**STATED TASK**
Every record must be repeated exactly; omit any pictures they contain.

--- BEGIN ENTRIES SUPPLIED ---

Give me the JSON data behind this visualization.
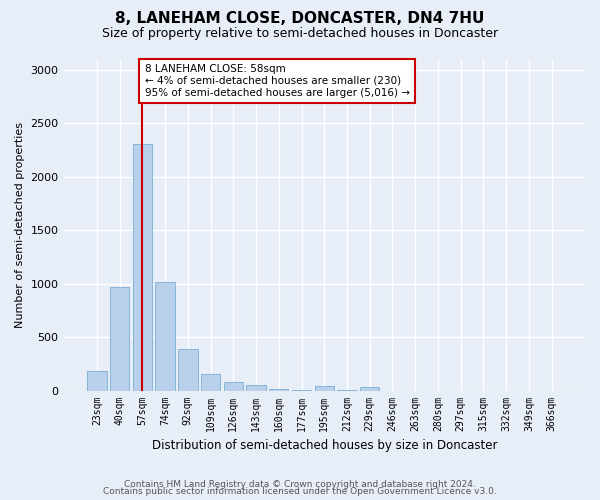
{
  "title1": "8, LANEHAM CLOSE, DONCASTER, DN4 7HU",
  "title2": "Size of property relative to semi-detached houses in Doncaster",
  "xlabel": "Distribution of semi-detached houses by size in Doncaster",
  "ylabel": "Number of semi-detached properties",
  "categories": [
    "23sqm",
    "40sqm",
    "57sqm",
    "74sqm",
    "92sqm",
    "109sqm",
    "126sqm",
    "143sqm",
    "160sqm",
    "177sqm",
    "195sqm",
    "212sqm",
    "229sqm",
    "246sqm",
    "263sqm",
    "280sqm",
    "297sqm",
    "315sqm",
    "332sqm",
    "349sqm",
    "366sqm"
  ],
  "values": [
    185,
    975,
    2310,
    1015,
    390,
    160,
    85,
    55,
    15,
    10,
    45,
    10,
    40,
    5,
    5,
    5,
    5,
    5,
    5,
    5,
    5
  ],
  "bar_color": "#b8d0ea",
  "bar_edgecolor": "#7aadd4",
  "annotation_text": "8 LANEHAM CLOSE: 58sqm\n← 4% of semi-detached houses are smaller (230)\n95% of semi-detached houses are larger (5,016) →",
  "annotation_box_facecolor": "#ffffff",
  "annotation_box_edgecolor": "#cc0000",
  "vline_color": "#cc0000",
  "vline_x": 2.0,
  "ylim": [
    0,
    3100
  ],
  "yticks": [
    0,
    500,
    1000,
    1500,
    2000,
    2500,
    3000
  ],
  "footer1": "Contains HM Land Registry data © Crown copyright and database right 2024.",
  "footer2": "Contains public sector information licensed under the Open Government Licence v3.0.",
  "bg_color": "#e8eef8",
  "title1_fontsize": 11,
  "title2_fontsize": 9,
  "annotation_fontsize": 7.5,
  "ytick_fontsize": 8,
  "xtick_fontsize": 7,
  "ylabel_fontsize": 8,
  "xlabel_fontsize": 8.5,
  "footer_fontsize": 6.5
}
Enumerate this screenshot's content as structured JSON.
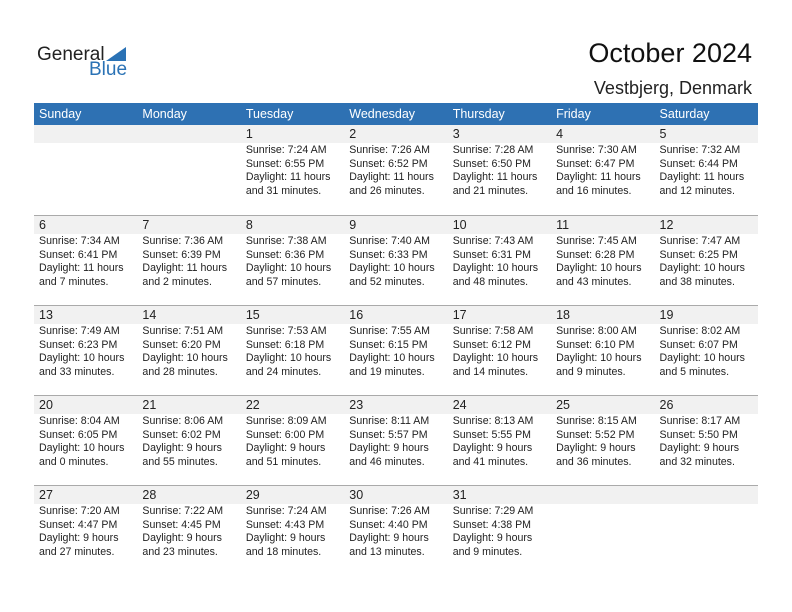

--- END ENTRIES SUPPLIED ---

**EXERCISE ANSWER**
Give me the JSON data behind this visualization.
{
  "title1": "8, LANEHAM CLOSE, DONCASTER, DN4 7HU",
  "title2": "Size of property relative to semi-detached houses in Doncaster",
  "xlabel": "Distribution of semi-detached houses by size in Doncaster",
  "ylabel": "Number of semi-detached properties",
  "categories": [
    "23sqm",
    "40sqm",
    "57sqm",
    "74sqm",
    "92sqm",
    "109sqm",
    "126sqm",
    "143sqm",
    "160sqm",
    "177sqm",
    "195sqm",
    "212sqm",
    "229sqm",
    "246sqm",
    "263sqm",
    "280sqm",
    "297sqm",
    "315sqm",
    "332sqm",
    "349sqm",
    "366sqm"
  ],
  "values": [
    185,
    975,
    2310,
    1015,
    390,
    160,
    85,
    55,
    15,
    10,
    45,
    10,
    40,
    5,
    5,
    5,
    5,
    5,
    5,
    5,
    5
  ],
  "bar_color": "#b8d0ea",
  "bar_edgecolor": "#7aadd4",
  "annotation_text": "8 LANEHAM CLOSE: 58sqm\n← 4% of semi-detached houses are smaller (230)\n95% of semi-detached houses are larger (5,016) →",
  "annotation_box_facecolor": "#ffffff",
  "annotation_box_edgecolor": "#cc0000",
  "vline_color": "#cc0000",
  "vline_x": 2.0,
  "ylim": [
    0,
    3100
  ],
  "yticks": [
    0,
    500,
    1000,
    1500,
    2000,
    2500,
    3000
  ],
  "footer1": "Contains HM Land Registry data © Crown copyright and database right 2024.",
  "footer2": "Contains public sector information licensed under the Open Government Licence v3.0.",
  "bg_color": "#e8eef8",
  "title1_fontsize": 11,
  "title2_fontsize": 9,
  "annotation_fontsize": 7.5,
  "ytick_fontsize": 8,
  "xtick_fontsize": 7,
  "ylabel_fontsize": 8,
  "xlabel_fontsize": 8.5,
  "footer_fontsize": 6.5
}
Enumerate this screenshot's content as structured JSON.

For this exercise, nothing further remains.